## EXERCISE GOAL
State the number of lines where "помощи" appears. Add nothing else.

··········

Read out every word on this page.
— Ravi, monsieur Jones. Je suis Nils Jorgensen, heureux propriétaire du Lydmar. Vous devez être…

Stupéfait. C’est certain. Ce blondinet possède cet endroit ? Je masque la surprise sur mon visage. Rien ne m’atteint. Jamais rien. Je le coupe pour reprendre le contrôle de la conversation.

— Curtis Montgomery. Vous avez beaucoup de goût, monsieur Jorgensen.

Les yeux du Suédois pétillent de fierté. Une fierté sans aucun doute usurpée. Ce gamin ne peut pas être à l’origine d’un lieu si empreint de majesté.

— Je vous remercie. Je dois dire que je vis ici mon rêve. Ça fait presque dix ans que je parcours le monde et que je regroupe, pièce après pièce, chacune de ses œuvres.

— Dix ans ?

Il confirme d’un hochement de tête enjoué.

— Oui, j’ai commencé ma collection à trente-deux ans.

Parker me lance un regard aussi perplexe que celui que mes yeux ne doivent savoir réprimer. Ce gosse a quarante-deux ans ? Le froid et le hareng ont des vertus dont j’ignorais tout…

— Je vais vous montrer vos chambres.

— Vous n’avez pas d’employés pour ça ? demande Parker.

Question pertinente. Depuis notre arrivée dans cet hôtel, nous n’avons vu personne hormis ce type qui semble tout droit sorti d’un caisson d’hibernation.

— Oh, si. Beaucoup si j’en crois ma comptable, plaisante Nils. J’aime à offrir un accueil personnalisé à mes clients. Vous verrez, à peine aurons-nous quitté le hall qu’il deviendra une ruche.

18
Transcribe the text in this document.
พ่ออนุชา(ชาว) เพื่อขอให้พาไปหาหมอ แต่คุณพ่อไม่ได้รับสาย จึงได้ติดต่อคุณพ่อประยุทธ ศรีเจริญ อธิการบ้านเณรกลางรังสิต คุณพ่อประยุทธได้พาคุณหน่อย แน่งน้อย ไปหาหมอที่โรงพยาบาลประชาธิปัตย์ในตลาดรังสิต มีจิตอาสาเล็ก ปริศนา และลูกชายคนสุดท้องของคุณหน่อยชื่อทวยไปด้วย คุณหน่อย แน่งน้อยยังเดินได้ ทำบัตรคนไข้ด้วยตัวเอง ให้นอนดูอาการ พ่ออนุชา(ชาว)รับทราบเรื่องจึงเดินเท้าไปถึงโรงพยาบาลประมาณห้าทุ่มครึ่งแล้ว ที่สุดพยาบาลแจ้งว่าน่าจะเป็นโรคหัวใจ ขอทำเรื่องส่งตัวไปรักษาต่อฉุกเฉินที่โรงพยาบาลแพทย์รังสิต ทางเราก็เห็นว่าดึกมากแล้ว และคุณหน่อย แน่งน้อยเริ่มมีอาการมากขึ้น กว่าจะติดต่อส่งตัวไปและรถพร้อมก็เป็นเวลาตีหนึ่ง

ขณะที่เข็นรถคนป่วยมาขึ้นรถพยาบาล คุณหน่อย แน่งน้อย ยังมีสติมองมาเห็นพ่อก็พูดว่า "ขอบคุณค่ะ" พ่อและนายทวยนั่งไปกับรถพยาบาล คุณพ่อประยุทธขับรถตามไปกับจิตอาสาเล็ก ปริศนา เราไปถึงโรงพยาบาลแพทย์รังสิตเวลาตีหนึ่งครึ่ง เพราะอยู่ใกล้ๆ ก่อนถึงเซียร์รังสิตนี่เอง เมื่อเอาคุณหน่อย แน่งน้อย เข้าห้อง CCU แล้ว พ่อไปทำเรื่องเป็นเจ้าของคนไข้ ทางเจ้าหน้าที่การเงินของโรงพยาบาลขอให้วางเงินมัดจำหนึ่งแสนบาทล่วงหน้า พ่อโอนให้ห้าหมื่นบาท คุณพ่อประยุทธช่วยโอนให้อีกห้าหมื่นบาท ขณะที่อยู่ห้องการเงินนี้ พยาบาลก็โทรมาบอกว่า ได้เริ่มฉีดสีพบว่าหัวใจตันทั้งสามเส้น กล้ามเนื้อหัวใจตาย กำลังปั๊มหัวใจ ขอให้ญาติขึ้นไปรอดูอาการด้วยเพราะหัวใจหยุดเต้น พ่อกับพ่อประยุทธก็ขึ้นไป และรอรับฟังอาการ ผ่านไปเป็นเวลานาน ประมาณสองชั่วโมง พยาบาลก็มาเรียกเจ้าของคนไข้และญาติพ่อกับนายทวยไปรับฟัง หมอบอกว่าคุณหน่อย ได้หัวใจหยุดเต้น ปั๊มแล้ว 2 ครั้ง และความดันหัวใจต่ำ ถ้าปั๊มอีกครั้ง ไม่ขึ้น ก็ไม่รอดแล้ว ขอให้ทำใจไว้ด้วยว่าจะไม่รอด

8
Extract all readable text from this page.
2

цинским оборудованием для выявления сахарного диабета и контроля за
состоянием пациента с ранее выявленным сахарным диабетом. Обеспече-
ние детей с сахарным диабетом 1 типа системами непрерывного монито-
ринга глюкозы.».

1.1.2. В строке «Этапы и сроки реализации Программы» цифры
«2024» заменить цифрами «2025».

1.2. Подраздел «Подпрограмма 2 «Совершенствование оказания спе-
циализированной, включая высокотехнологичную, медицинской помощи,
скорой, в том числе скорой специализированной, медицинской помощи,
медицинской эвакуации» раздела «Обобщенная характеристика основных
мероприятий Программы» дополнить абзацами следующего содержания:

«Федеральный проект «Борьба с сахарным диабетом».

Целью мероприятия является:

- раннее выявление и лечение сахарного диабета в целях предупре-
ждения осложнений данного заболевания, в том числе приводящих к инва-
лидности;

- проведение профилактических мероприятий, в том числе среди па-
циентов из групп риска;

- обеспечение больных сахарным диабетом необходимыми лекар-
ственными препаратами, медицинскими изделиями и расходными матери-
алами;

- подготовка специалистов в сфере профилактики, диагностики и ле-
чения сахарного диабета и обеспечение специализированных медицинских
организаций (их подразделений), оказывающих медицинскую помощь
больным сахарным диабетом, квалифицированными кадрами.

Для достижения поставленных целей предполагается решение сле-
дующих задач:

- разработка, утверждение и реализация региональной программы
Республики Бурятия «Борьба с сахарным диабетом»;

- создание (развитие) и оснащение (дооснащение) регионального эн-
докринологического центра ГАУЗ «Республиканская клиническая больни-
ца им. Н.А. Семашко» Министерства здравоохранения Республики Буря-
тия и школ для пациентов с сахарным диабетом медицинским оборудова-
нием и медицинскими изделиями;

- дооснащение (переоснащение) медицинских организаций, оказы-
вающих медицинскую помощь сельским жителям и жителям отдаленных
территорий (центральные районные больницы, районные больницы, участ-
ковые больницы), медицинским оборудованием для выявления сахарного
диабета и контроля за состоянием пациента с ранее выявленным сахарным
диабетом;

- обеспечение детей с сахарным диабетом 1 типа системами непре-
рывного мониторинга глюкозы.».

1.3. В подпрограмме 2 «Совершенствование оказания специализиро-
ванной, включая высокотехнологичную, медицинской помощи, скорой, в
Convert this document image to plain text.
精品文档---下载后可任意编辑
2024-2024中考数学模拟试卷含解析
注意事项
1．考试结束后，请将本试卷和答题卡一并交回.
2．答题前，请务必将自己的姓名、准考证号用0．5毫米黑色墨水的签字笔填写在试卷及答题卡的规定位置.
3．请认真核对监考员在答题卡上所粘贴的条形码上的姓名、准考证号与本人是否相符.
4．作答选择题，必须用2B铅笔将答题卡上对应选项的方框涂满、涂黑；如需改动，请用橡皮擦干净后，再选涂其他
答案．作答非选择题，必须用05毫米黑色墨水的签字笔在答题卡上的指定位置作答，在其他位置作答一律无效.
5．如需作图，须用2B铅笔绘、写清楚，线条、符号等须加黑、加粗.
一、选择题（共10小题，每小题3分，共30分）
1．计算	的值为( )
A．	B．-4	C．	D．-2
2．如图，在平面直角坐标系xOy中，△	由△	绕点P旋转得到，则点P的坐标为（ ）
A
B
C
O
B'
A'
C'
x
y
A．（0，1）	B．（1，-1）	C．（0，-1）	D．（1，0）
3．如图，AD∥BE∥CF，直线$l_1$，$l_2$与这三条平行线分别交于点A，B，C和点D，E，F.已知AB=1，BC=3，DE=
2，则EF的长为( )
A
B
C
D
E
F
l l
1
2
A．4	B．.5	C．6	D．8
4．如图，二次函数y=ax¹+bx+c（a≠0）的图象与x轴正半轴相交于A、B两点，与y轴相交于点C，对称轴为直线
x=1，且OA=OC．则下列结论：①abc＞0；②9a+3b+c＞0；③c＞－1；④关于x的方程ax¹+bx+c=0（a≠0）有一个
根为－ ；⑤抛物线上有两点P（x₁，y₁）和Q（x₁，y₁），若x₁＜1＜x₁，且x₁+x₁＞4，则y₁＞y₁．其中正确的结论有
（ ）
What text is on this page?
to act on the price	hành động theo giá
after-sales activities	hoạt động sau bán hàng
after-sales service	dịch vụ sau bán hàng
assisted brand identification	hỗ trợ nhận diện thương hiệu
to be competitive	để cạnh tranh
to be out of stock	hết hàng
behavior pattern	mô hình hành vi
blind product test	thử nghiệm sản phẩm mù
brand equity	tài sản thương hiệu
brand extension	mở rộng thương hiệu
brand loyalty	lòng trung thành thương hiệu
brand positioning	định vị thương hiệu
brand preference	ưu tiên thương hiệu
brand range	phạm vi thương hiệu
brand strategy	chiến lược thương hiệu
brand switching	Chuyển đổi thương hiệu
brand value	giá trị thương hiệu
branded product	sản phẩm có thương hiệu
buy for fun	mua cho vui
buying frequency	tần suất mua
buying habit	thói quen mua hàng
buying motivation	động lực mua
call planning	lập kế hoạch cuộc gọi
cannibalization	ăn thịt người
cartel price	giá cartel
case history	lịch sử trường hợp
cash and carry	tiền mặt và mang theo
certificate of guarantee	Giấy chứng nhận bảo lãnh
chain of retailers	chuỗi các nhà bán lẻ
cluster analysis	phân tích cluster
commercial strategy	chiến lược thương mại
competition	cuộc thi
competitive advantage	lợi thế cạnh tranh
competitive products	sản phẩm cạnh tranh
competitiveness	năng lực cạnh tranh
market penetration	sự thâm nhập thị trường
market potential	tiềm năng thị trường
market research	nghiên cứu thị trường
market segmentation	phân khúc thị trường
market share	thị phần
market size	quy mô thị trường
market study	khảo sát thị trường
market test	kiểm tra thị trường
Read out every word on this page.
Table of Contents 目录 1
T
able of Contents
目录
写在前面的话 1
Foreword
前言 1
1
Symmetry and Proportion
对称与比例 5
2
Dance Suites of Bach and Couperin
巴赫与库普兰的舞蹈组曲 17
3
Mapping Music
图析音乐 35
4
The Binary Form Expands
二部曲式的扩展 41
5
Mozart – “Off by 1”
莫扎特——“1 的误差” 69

··········

## ANSWER TO THE TASK
3